▶ **Text shown**:
►

Still life

High show illuminates the evolution of Hopper’s distinctive style



There is a quality to Edward Hopper’s paintings that imbues America with a dark, melancholy glamour. His images are inherently seductive without losing sight of the banality and desperation beneath their hypnotic compositions.

Hopper’s painterly signature is unmistakable. The matte, somber colors, the buildings and people devoid of fussy detail. The stark, desolate buildings on wind-licked plains looking like lifeboats floating in an endless sea of prairie and solitude. City or country, depopulated or populated, the Hopper landscape is famously, consistently his own undeniably melancholy creation.

The features of Hopper’s landscape may change, from the rural South that spawned the defiant African-American woman framed against an expanse of open land in “South Carolina Morning,” (1955) to the row of lonely shop fronts in “Early Sunday Morning” (1930). But the lonely timbre of Hopper’s output endures, cutting across time and place.

Both images are featured in the High Museum’s A Matter of Time: Edward Hopper from the Whitney Museum of American Art, an exhibition of 17 works, including brooding, exquisite paintings like “Second Story Sunlight,” which exemplify the sexual malaise that infected so many of his images. All but one of the works have been borrowed from the Whitney, where the artist received his first solo show, in January 1920 at the ripe age of 37. The museum is also where Hopper’s widow Josephine ultimately bequeathed her husband’s estate.

For many, the 10 paintings and seven watercolors (several of which add little to the Hopper mystique) on display will feel disappointingly meager.

Hopper’s painterly legacy — the isolation that infects his work — is best glimpsed when the work is presented en masse and the consistency of his vision can be truly appreciated. Despite a paucity of work, Matter of Time manages to at least touch upon the various ways Hopper expressed those themes; by painting buildings as if they were animate, living things, and people as one-step-away from granite gargoyles, frozen in lonely contemplation.

The value of a show like A Matter of Time is not in displaying the Hopper imprint in numerous examples. Instead, this show demonstrates the unique features of Hopper’s style by offering several examples of works where it is not in evidence.

◄

Document layout analysis data:
►

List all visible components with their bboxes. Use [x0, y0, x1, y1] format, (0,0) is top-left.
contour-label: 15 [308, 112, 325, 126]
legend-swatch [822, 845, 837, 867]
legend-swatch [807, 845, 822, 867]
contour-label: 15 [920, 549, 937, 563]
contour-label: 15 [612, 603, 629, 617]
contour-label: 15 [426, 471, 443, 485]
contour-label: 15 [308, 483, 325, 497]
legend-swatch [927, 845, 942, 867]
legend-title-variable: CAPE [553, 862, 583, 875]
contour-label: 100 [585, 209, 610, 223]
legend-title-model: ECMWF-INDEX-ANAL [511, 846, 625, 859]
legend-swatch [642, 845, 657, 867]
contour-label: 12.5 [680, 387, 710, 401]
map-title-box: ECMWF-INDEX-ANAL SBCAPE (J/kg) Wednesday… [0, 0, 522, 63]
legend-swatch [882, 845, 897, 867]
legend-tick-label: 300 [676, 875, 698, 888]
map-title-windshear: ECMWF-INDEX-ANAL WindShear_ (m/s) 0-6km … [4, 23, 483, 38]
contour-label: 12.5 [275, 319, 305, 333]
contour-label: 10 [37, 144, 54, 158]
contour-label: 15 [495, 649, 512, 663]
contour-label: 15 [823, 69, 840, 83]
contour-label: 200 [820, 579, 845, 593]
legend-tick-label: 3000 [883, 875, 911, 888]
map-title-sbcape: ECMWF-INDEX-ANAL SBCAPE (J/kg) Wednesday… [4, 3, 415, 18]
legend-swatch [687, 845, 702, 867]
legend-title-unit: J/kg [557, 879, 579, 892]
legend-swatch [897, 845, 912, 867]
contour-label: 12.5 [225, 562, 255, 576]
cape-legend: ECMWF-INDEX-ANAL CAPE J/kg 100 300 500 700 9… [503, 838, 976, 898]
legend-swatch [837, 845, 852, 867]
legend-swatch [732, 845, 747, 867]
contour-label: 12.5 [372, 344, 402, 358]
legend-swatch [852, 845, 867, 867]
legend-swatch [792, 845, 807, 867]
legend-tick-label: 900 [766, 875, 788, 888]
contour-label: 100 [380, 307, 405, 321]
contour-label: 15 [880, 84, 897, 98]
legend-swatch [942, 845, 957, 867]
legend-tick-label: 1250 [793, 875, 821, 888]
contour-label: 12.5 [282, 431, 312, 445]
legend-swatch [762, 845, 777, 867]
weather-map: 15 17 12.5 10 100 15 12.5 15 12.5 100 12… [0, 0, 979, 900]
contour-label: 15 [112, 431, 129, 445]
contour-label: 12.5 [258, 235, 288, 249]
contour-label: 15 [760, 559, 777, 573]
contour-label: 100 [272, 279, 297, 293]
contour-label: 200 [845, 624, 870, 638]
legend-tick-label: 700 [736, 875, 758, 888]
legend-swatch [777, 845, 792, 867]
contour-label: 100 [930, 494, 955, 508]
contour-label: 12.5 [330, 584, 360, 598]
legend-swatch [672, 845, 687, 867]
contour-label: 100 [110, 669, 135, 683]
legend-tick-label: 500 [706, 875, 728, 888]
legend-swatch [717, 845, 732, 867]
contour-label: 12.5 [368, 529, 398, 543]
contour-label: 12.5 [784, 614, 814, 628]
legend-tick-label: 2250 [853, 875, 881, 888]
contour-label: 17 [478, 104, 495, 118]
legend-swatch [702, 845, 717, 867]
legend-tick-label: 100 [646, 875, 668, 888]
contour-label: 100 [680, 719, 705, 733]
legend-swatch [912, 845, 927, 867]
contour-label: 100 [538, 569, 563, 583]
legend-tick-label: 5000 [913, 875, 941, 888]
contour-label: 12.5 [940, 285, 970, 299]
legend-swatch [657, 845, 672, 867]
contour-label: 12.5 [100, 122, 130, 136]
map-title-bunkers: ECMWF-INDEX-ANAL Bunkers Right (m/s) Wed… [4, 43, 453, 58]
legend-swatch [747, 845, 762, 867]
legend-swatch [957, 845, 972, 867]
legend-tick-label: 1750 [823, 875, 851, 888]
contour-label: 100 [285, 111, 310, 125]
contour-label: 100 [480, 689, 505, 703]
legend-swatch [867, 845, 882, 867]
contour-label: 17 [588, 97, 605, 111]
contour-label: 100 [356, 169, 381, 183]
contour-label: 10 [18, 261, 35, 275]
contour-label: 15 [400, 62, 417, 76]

◄

▶ **Task instructions**:
a) In the Hopper exhibition review, where and when did Hopper receive his first solo show?
b) From the Hopper exhibition review, extract the stretch from "There is a quality" through "their hypnotic compositions.".
c) Write what comes next in the review of the Hopper exhibition, picking up after its final sentence.
The items are separate material, apart from the review.

▶ **Answers by item**:
a) At the Whitney, in January 1920, when he was 37.

b)
There is a quality to Edward Hopper’s paintings that imbues America with a dark, melancholy glamour. His images are inherently seductive without losing sight of the banality and desperation beneath their hypnotic compositions.

c)
On one hand, for instance, there are pretty but inert watercolors like the 1929 work “The Battery” done of a Charleston, S.C., park lined with benches and a row of palm trees. Though the image demonstrates Hopper’s interest in depopulated spaces, there is none of the brooding emptiness of later works like his famous “Early Sunday Morning.” “Cabin” (1929), another watercolor of a keening wooden shack, shows that primitive structure surrounded by trees and vegetation. The work is shocking for its unexceptional qualities, so bland and anonymous it could be the work of any Sunday painter.

But images like “Cabin” become meaningful when one sees the nascent Hopper touch in another watercolor hung nearby, “Automobile near a Cabin,” also from 1929. In that image, the top of a black car can be glimpsed in the distance behind a brown house. Unlike the primitive cabin enveloped by wild growth, this building seems to float in a sea of nothingness, with no trees, shrubs or soil to anchor it. The black car bespeaks a human presence but none is visible. A dramatic leap is evident, from a simple, accurate rendition of a building to a mood-drenched, conceptual image.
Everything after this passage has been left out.